_The input_
begin

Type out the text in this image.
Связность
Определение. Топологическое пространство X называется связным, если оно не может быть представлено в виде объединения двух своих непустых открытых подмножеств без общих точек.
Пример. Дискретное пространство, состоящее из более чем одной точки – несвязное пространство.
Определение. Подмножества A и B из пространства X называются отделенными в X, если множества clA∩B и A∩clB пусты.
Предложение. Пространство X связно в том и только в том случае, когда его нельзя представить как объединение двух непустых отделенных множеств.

end
begin

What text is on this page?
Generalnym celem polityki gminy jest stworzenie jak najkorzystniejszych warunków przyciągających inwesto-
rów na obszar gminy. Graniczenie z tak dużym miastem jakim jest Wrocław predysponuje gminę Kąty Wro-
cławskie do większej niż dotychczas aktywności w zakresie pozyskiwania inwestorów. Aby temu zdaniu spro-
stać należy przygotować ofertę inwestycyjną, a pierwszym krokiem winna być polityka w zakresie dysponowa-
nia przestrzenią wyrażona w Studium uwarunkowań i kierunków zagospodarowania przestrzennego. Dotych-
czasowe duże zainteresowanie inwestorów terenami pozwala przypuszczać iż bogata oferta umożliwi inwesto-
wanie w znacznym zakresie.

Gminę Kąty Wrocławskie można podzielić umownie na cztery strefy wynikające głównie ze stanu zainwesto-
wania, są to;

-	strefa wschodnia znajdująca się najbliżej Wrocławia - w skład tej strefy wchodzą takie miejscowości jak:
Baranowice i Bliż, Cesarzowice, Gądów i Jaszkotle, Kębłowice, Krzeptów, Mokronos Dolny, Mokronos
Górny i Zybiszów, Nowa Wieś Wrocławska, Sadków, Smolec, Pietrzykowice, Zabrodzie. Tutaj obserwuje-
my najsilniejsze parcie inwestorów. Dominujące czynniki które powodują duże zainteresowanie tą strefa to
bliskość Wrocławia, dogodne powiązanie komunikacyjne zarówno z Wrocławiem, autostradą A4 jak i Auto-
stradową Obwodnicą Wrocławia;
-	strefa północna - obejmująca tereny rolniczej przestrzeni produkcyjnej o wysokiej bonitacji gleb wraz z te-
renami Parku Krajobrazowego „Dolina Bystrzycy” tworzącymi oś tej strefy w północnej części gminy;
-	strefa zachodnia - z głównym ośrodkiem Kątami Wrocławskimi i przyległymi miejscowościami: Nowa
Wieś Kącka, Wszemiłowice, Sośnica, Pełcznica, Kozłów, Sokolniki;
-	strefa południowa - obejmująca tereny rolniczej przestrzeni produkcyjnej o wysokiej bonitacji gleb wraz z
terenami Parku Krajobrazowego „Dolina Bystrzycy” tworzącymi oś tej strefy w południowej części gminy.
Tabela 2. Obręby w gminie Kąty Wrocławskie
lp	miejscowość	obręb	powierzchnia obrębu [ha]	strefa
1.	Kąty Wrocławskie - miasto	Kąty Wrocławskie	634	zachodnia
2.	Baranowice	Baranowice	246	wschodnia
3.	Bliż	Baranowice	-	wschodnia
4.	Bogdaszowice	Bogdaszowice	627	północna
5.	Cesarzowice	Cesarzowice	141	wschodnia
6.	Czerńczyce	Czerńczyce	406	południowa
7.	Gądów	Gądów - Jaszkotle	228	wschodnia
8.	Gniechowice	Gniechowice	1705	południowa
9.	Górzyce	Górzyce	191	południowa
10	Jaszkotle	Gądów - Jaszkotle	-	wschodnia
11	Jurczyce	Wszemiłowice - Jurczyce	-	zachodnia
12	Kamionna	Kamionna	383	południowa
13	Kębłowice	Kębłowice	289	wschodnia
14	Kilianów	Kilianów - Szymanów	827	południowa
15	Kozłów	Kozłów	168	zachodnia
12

end
begin

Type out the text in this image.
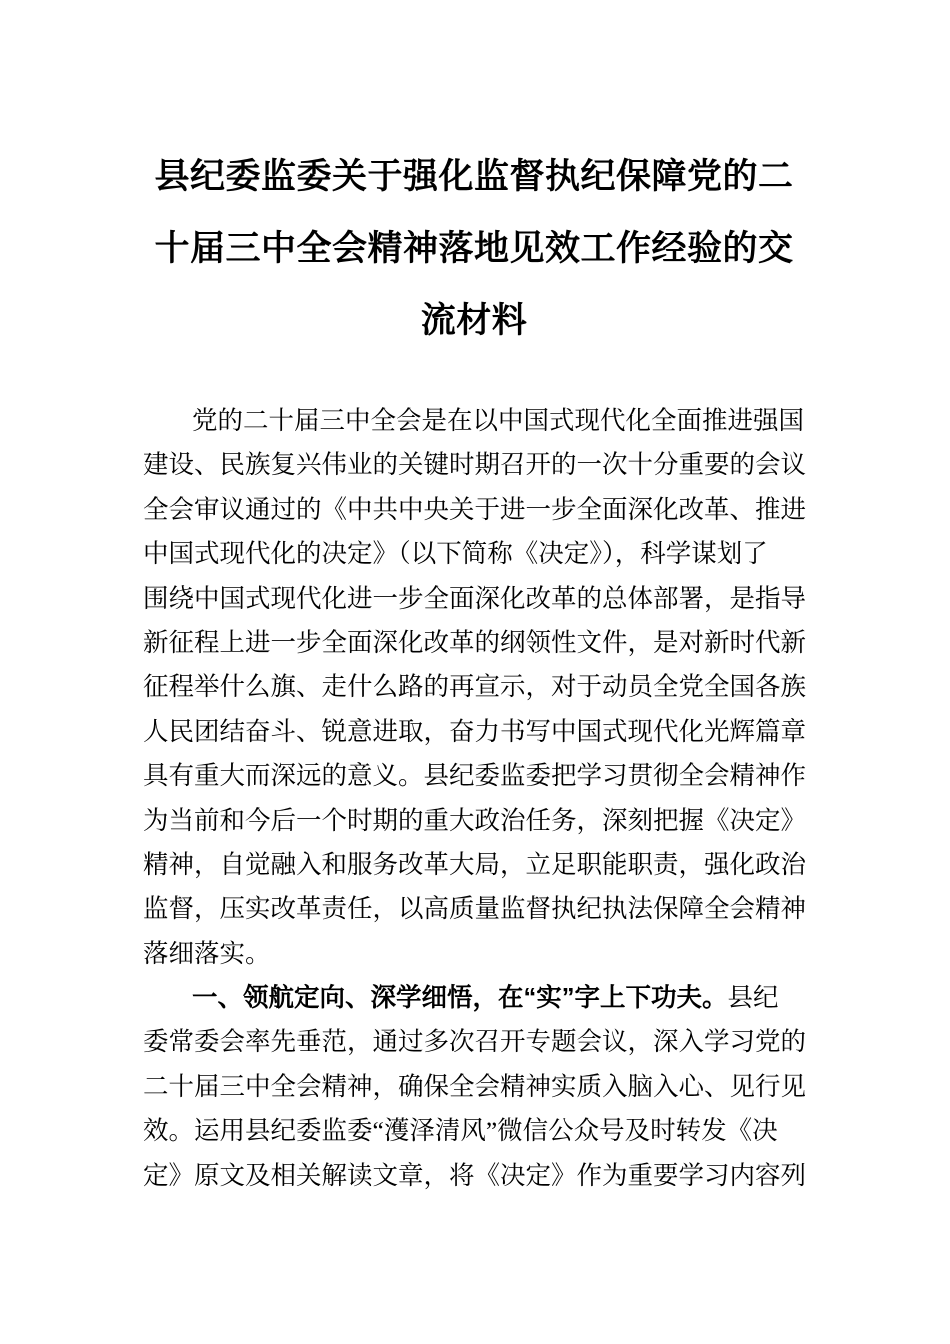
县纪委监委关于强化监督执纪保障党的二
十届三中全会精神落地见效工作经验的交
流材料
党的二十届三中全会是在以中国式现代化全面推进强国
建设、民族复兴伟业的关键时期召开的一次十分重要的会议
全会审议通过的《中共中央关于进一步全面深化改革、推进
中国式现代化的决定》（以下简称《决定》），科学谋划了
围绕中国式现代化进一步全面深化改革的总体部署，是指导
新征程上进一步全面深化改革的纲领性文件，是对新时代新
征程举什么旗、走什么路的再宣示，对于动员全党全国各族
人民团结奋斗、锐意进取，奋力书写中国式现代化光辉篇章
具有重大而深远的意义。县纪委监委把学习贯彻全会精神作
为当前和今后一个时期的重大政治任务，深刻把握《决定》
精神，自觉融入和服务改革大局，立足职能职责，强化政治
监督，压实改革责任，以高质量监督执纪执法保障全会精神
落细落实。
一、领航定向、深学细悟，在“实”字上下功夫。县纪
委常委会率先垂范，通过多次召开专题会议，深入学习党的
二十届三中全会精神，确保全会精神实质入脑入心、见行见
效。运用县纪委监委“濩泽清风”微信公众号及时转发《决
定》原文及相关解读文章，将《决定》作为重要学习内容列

end

Search the lines above for the string "Cesarzowice", then show every one that has it.

_Written response_
Baranowice i Bliż, Cesarzowice, Gądów i Jaszkotle, Kębłowice, Krzeptów, Mokronos Dolny, Mokronos
5.	Cesarzowice	Cesarzowice	141	wschodnia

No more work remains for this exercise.